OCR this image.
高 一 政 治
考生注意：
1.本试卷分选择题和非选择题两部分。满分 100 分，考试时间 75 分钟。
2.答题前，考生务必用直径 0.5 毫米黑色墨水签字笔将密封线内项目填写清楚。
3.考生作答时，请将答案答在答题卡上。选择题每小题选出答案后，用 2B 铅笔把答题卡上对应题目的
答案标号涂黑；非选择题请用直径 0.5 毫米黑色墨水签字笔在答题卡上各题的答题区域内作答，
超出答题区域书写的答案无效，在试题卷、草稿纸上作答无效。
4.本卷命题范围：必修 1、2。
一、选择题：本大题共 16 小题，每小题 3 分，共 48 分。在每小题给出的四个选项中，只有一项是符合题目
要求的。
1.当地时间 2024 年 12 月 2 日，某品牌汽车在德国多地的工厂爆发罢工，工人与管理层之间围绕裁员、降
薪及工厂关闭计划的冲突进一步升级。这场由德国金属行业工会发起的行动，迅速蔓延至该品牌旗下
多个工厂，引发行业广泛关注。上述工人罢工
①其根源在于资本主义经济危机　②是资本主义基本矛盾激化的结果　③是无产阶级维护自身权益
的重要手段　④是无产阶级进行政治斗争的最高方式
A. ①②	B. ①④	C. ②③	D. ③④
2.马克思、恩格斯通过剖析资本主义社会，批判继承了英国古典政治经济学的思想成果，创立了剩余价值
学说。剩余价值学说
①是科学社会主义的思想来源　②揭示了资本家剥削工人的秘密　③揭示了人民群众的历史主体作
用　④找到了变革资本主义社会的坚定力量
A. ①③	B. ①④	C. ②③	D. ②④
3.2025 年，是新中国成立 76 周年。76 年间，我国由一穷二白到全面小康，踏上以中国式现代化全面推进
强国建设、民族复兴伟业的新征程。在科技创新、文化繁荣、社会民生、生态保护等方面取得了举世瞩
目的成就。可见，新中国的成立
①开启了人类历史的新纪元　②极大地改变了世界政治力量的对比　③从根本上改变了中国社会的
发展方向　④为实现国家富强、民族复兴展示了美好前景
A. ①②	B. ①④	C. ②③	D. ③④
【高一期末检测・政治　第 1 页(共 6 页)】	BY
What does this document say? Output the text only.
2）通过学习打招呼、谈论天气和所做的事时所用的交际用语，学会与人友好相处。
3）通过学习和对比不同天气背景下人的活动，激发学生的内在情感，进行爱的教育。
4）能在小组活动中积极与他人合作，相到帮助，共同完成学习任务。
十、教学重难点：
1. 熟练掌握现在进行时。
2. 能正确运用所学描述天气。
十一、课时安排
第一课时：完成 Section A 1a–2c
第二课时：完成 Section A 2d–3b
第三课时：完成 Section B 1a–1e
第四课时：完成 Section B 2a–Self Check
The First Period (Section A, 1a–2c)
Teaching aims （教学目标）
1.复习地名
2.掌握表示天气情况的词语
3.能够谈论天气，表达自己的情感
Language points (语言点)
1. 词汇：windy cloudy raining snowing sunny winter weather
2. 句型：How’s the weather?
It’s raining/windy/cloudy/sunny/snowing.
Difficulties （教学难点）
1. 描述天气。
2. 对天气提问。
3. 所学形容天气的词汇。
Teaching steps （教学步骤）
━━━━━━━━━━━━━━━━━━━━
INSTRUCTIONS FOR THE TASK: In the records above, locate every line with the string "Teaching" and copy it.

RESULT:
Teaching aims （教学目标）
Teaching steps （教学步骤）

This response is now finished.